### WRITTEN TASK
Leave out the pictures and copy every record exactly.

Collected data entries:

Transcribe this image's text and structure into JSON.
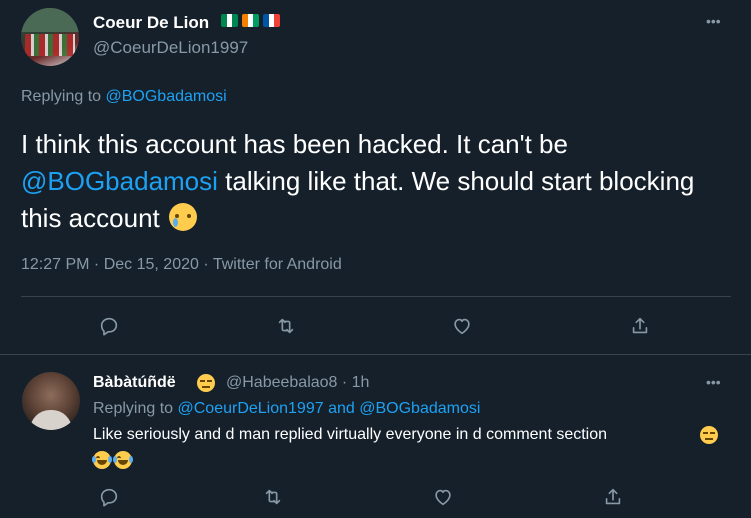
{
  "main_tweet": {
    "display_name": "Coeur De Lion",
    "flags": [
      {
        "name": "nigeria-flag",
        "colors": [
          "#008751",
          "#ffffff",
          "#008751"
        ]
      },
      {
        "name": "ivory-coast-flag",
        "colors": [
          "#f77f00",
          "#ffffff",
          "#009e60"
        ]
      },
      {
        "name": "france-flag",
        "colors": [
          "#0055a4",
          "#ffffff",
          "#ef4135"
        ]
      }
    ],
    "handle": "@CoeurDeLion1997",
    "more_icon": "•••",
    "replying_to_label": "Replying to",
    "replying_to_user": "@BOGbadamosi",
    "text_part1": "I think this account has been hacked. It can't be",
    "text_mention": "@BOGbadamosi",
    "text_part2": "talking like that. We should start blocking this account",
    "emoji": "crying-face",
    "timestamp": "12:27 PM · Dec 15, 2020 · Twitter for Android"
  },
  "reply_tweet": {
    "display_name": "Bàbàtúñdë",
    "name_emoji": "unamused-face",
    "handle_time": "@Habeebalao8 · 1h",
    "more_icon": "•••",
    "replying_to_label": "Replying to",
    "replying_to_user1": "@CoeurDeLion1997",
    "replying_and": "and",
    "replying_to_user2": "@BOGbadamosi",
    "text": "Like seriously and d man replied virtually everyone in d comment section",
    "text_emojis": [
      "unamused-face",
      "face-with-tears-of-joy",
      "face-with-tears-of-joy"
    ]
  },
  "actions": {
    "icons": [
      "reply-icon",
      "retweet-icon",
      "like-icon",
      "share-icon"
    ]
  },
  "colors": {
    "background": "#15202b",
    "accent": "#1da1f2",
    "secondary_text": "#8899a6",
    "border": "#38444d"
  }
}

### SOLUTION TO THE PROBLEM
Transcribe this image's text and structure into JSON.
{
  "main_tweet": {
    "display_name": "Coeur De Lion",
    "flags": [
      {
        "name": "nigeria-flag",
        "colors": [
          "#008751",
          "#ffffff",
          "#008751"
        ]
      },
      {
        "name": "ivory-coast-flag",
        "colors": [
          "#f77f00",
          "#ffffff",
          "#009e60"
        ]
      },
      {
        "name": "france-flag",
        "colors": [
          "#0055a4",
          "#ffffff",
          "#ef4135"
        ]
      }
    ],
    "handle": "@CoeurDeLion1997",
    "more_icon": "•••",
    "replying_to_label": "Replying to",
    "replying_to_user": "@BOGbadamosi",
    "text_part1": "I think this account has been hacked. It can't be",
    "text_mention": "@BOGbadamosi",
    "text_part2": "talking like that. We should start blocking this account",
    "emoji": "crying-face",
    "timestamp": "12:27 PM · Dec 15, 2020 · Twitter for Android"
  },
  "reply_tweet": {
    "display_name": "Bàbàtúñdë",
    "name_emoji": "unamused-face",
    "handle_time": "@Habeebalao8 · 1h",
    "more_icon": "•••",
    "replying_to_label": "Replying to",
    "replying_to_user1": "@CoeurDeLion1997",
    "replying_and": "and",
    "replying_to_user2": "@BOGbadamosi",
    "text": "Like seriously and d man replied virtually everyone in d comment section",
    "text_emojis": [
      "unamused-face",
      "face-with-tears-of-joy",
      "face-with-tears-of-joy"
    ]
  },
  "actions": {
    "icons": [
      "reply-icon",
      "retweet-icon",
      "like-icon",
      "share-icon"
    ]
  },
  "colors": {
    "background": "#15202b",
    "accent": "#1da1f2",
    "secondary_text": "#8899a6",
    "border": "#38444d"
  }
}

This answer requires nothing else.